__Written request__.
Pull out all lines from the listing below in which the word "Técnico" appears.
>>>
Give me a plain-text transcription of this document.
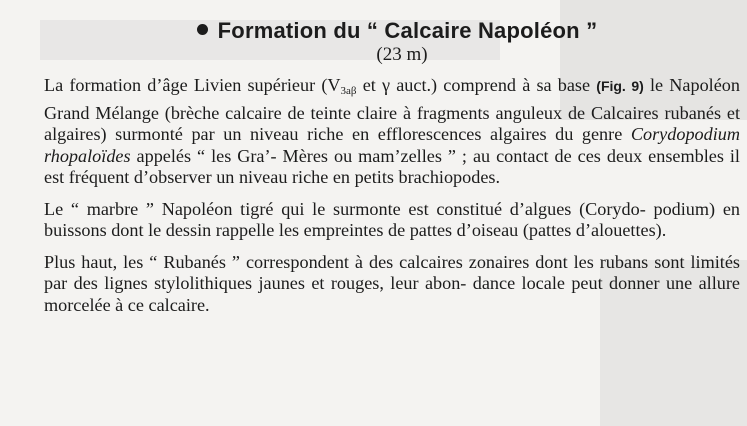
Formation du “ Calcaire Napoléon ”
(23 m)

La formation d’âge Livien supérieur ($V_{3a\beta}$ et γ auct.) comprend à sa base (Fig. 9) le Napoléon Grand Mélange (brèche calcaire de teinte claire à fragments anguleux de Calcaires rubanés et algaires) surmonté par un niveau riche en efflorescences algaires du genre Corydopodium rhopaloïdes appelés “ les Gra’- Mères ou mam’zelles ” ; au contact de ces deux ensembles il est fréquent d’observer un niveau riche en petits brachiopodes.

Le “ marbre ” Napoléon tigré qui le surmonte est constitué d’algues (Corydo- podium) en buissons dont le dessin rappelle les empreintes de pattes d’oiseau (pattes d’alouettes).

Plus haut, les “ Rubanés ” correspondent à des calcaires zonaires dont les rubans sont limités par des lignes stylolithiques jaunes et rouges, leur abon- dance locale peut donner une allure morcelée à ce calcaire.
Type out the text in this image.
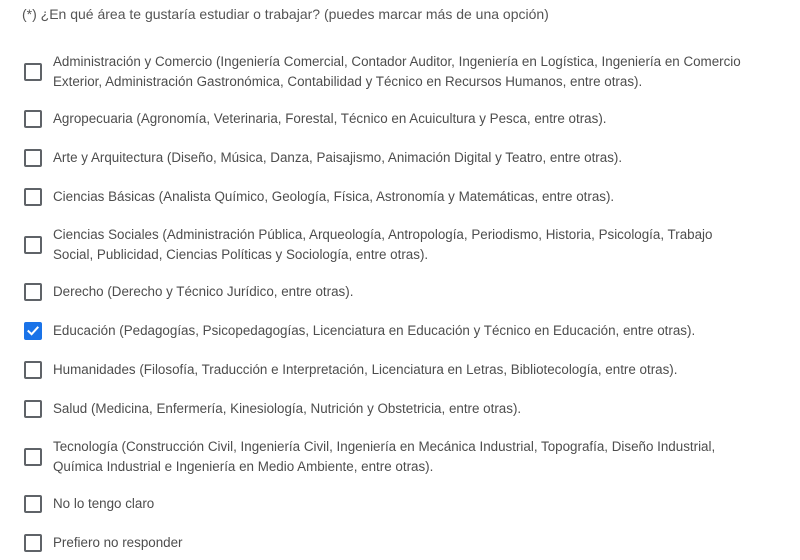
(*) ¿En qué área te gustaría estudiar o trabajar? (puedes marcar más de una opción)

Administración y Comercio (Ingeniería Comercial, Contador Auditor, Ingeniería en Logística, Ingeniería en Comercio Exterior, Administración Gastronómica, Contabilidad y Técnico en Recursos Humanos, entre otras).
Agropecuaria (Agronomía, Veterinaria, Forestal, Técnico en Acuicultura y Pesca, entre otras).
Arte y Arquitectura (Diseño, Música, Danza, Paisajismo, Animación Digital y Teatro, entre otras).
Ciencias Básicas (Analista Químico, Geología, Física, Astronomía y Matemáticas, entre otras).
Ciencias Sociales (Administración Pública, Arqueología, Antropología, Periodismo, Historia, Psicología, Trabajo Social, Publicidad, Ciencias Políticas y Sociología, entre otras).
Derecho (Derecho y Técnico Jurídico, entre otras).
Educación (Pedagogías, Psicopedagogías, Licenciatura en Educación y Técnico en Educación, entre otras).
Humanidades (Filosofía, Traducción e Interpretación, Licenciatura en Letras, Bibliotecología, entre otras).
Salud (Medicina, Enfermería, Kinesiología, Nutrición y Obstetricia, entre otras).
Tecnología (Construcción Civil, Ingeniería Civil, Ingeniería en Mecánica Industrial, Topografía, Diseño Industrial, Química Industrial e Ingeniería en Medio Ambiente, entre otras).
No lo tengo claro
Prefiero no responder
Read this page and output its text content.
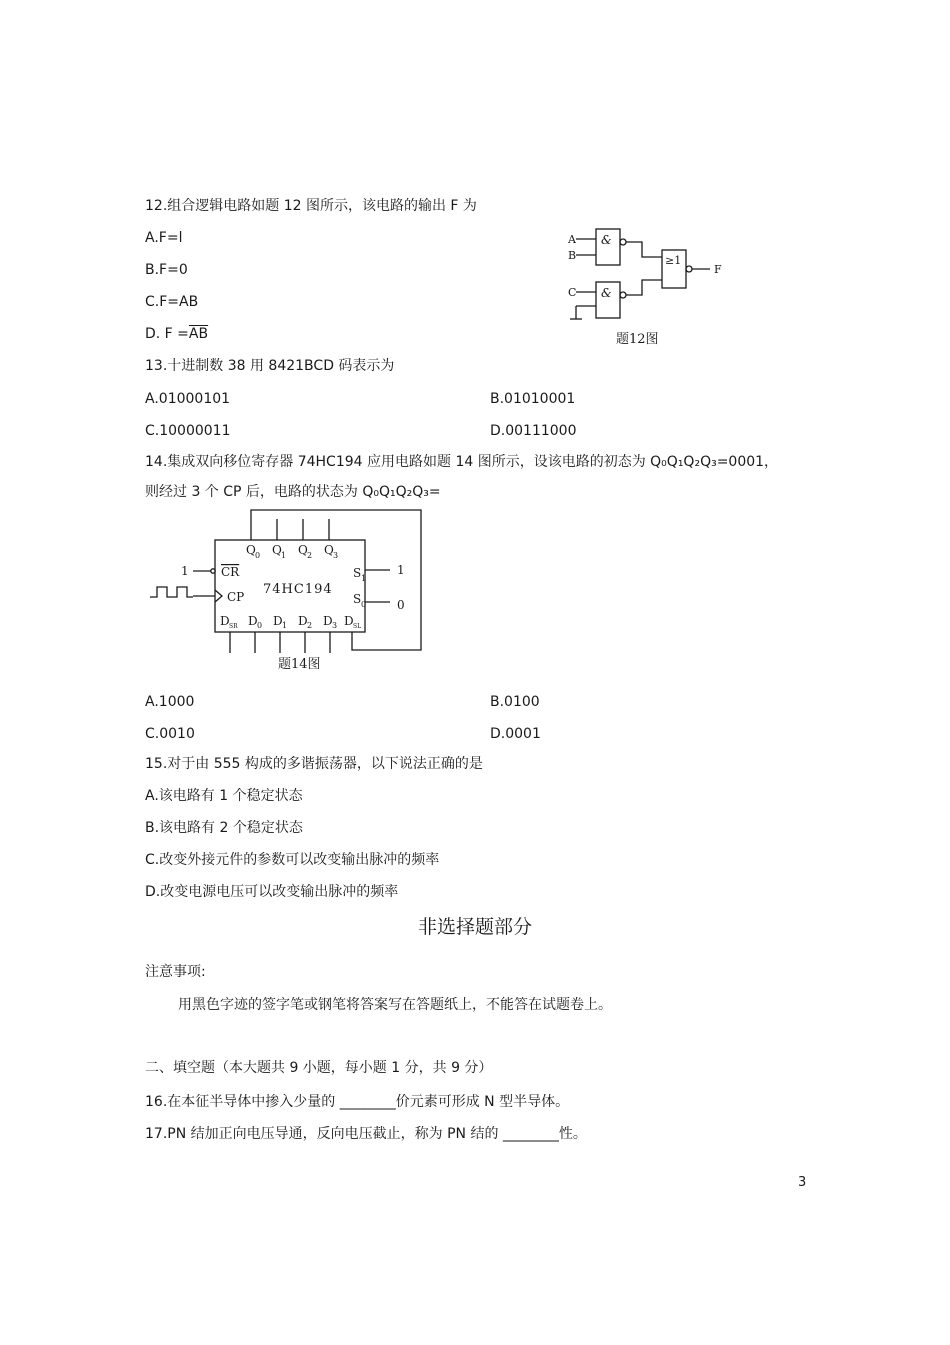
12.组合逻辑电路如题 12 图所示，该电路的输出 F 为
A.F=l
B.F=0
C.F=AB
D. $F =\overline{AB}$
A
B
C
F
&
&
≥1
题12图
13.十进制数 38 用 8421BCD 码表示为
A.01000101	B.01010001
C.10000011	D.00111000
14.集成双向移位寄存器 74HC194 应用电路如题 14 图所示，设该电路的初态为 Q₀Q₁Q₂Q₃=0001，
则经过 3 个 CP 后，电路的状态为 Q₀Q₁Q₂Q₃=
Q 0 Q 1 Q 2 Q 3
CR
CP
1
74HC194
S 1
S 0
1
0
D SR D 0 D 1 D 2 D 3 D SL
题14图
A.1000	B.0100
C.0010	D.0001
15.对于由 555 构成的多谐振荡器，以下说法正确的是
A.该电路有 1 个稳定状态
B.该电路有 2 个稳定状态
C.改变外接元件的参数可以改变输出脉冲的频率
D.改变电源电压可以改变输出脉冲的频率
非选择题部分
注意事项:
用黑色字迹的签字笔或钢笔将答案写在答题纸上，不能答在试题卷上。
二、填空题（本大题共 9 小题，每小题 1 分，共 9 分）
16.在本征半导体中掺入少量的 ________价元素可形成 N 型半导体。
17.PN 结加正向电压导通，反向电压截止，称为 PN 结的 ________性。
3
<<<
__Solution__.
Administración y Comercio (Ingeniería Comercial, Contador Auditor, Ingeniería en Logística, Ingeniería en Comercio Exterior, Administración Gastronómica, Contabilidad y Técnico en Recursos Humanos, entre otras).
Agropecuaria (Agronomía, Veterinaria, Forestal, Técnico en Acuicultura y Pesca, entre otras).
Derecho (Derecho y Técnico Jurídico, entre otras).
Educación (Pedagogías, Psicopedagogías, Licenciatura en Educación y Técnico en Educación, entre otras).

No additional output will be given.